Pick out the lines below that include the string "сопоставимых".

----------------

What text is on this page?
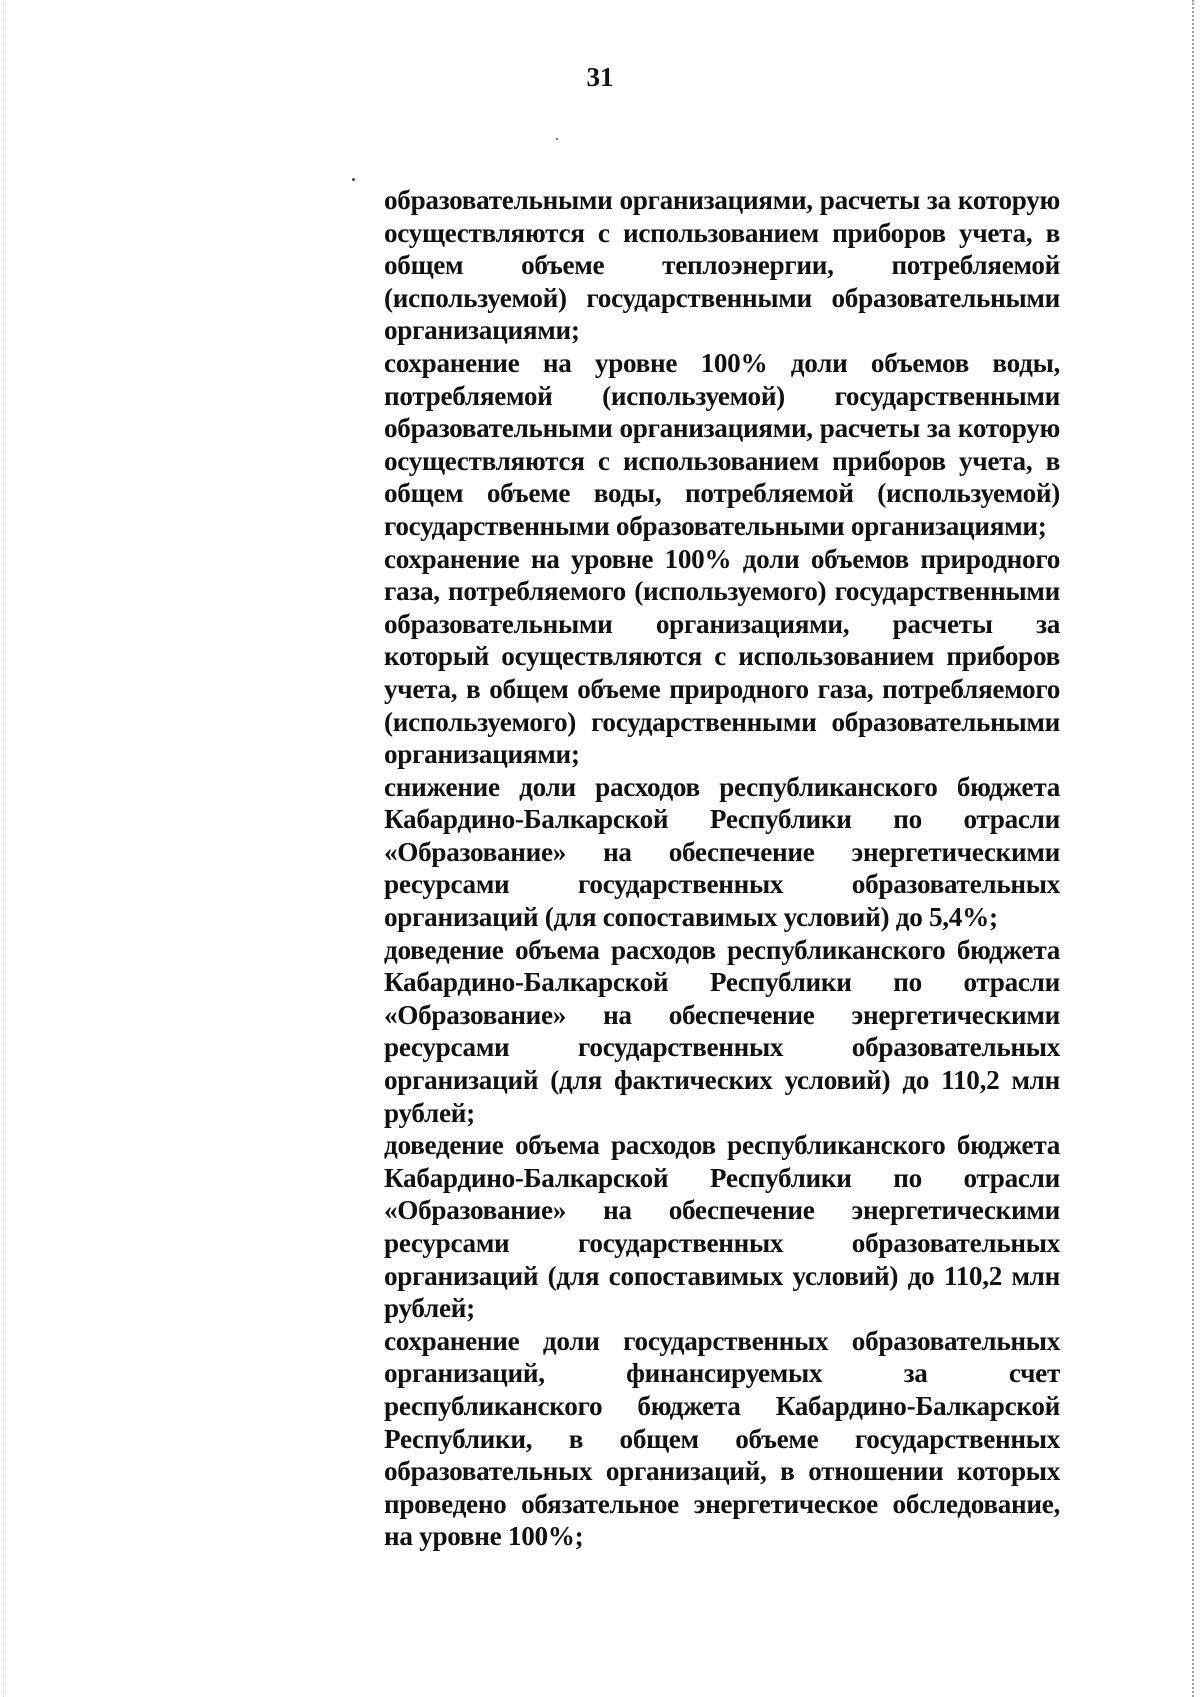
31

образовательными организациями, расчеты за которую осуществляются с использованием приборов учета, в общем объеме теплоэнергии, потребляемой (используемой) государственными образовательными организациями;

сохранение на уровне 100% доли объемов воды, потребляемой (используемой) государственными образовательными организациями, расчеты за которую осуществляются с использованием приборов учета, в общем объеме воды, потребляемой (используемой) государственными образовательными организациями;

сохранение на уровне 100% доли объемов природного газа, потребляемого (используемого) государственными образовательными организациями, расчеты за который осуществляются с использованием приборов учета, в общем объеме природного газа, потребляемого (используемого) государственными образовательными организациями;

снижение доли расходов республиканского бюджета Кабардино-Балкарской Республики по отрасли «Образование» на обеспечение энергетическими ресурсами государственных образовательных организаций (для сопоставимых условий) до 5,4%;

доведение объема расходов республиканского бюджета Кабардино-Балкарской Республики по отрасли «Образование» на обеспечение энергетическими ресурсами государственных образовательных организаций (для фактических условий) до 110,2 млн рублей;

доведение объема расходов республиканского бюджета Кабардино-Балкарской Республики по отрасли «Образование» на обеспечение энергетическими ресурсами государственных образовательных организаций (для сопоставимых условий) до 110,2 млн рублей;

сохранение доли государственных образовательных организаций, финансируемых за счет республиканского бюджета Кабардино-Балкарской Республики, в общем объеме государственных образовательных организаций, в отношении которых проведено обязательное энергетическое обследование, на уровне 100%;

----------------

EXPECTED ANSWER =>
снижение доли расходов республиканского бюджета Кабардино-Балкарской Республики по отрасли «Образование» на обеспечение энергетическими ресурсами государственных образовательных организаций (для сопоставимых условий) до 5,4%;
доведение объема расходов республиканского бюджета Кабардино-Балкарской Республики по отрасли «Образование» на обеспечение энергетическими ресурсами государственных образовательных организаций (для сопоставимых условий) до 110,2 млн рублей;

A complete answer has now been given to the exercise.